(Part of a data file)
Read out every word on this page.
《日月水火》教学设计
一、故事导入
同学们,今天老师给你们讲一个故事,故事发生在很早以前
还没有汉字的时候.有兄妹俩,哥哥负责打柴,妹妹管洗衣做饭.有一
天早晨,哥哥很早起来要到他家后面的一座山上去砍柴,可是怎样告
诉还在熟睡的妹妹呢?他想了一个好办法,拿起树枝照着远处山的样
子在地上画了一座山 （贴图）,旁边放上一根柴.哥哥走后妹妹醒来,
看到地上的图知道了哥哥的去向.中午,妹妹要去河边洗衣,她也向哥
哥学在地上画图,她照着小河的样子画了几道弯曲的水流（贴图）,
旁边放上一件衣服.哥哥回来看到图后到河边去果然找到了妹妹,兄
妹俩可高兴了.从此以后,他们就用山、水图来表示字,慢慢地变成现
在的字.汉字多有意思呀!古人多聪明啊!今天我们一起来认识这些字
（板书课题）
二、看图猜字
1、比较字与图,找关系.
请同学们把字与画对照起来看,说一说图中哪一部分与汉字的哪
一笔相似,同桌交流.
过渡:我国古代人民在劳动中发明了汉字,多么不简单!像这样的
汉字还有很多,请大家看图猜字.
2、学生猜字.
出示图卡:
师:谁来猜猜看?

● **WHAT NEEDS TO BE DONE**
Print all of the entries again, exactly as written.

● **WRITTEN RESPONSE**
Read out every word on this page.
《日月水火》教学设计
一、故事导入
同学们,今天老师给你们讲一个故事,故事发生在很早以前
还没有汉字的时候.有兄妹俩,哥哥负责打柴,妹妹管洗衣做饭.有一
天早晨,哥哥很早起来要到他家后面的一座山上去砍柴,可是怎样告
诉还在熟睡的妹妹呢?他想了一个好办法,拿起树枝照着远处山的样
子在地上画了一座山 （贴图）,旁边放上一根柴.哥哥走后妹妹醒来,
看到地上的图知道了哥哥的去向.中午,妹妹要去河边洗衣,她也向哥
哥学在地上画图,她照着小河的样子画了几道弯曲的水流（贴图）,
旁边放上一件衣服.哥哥回来看到图后到河边去果然找到了妹妹,兄
妹俩可高兴了.从此以后,他们就用山、水图来表示字,慢慢地变成现
在的字.汉字多有意思呀!古人多聪明啊!今天我们一起来认识这些字
（板书课题）
二、看图猜字
1、比较字与图,找关系.
请同学们把字与画对照起来看,说一说图中哪一部分与汉字的哪
一笔相似,同桌交流.
过渡:我国古代人民在劳动中发明了汉字,多么不简单!像这样的
汉字还有很多,请大家看图猜字.
2、学生猜字.
出示图卡:
师:谁来猜猜看?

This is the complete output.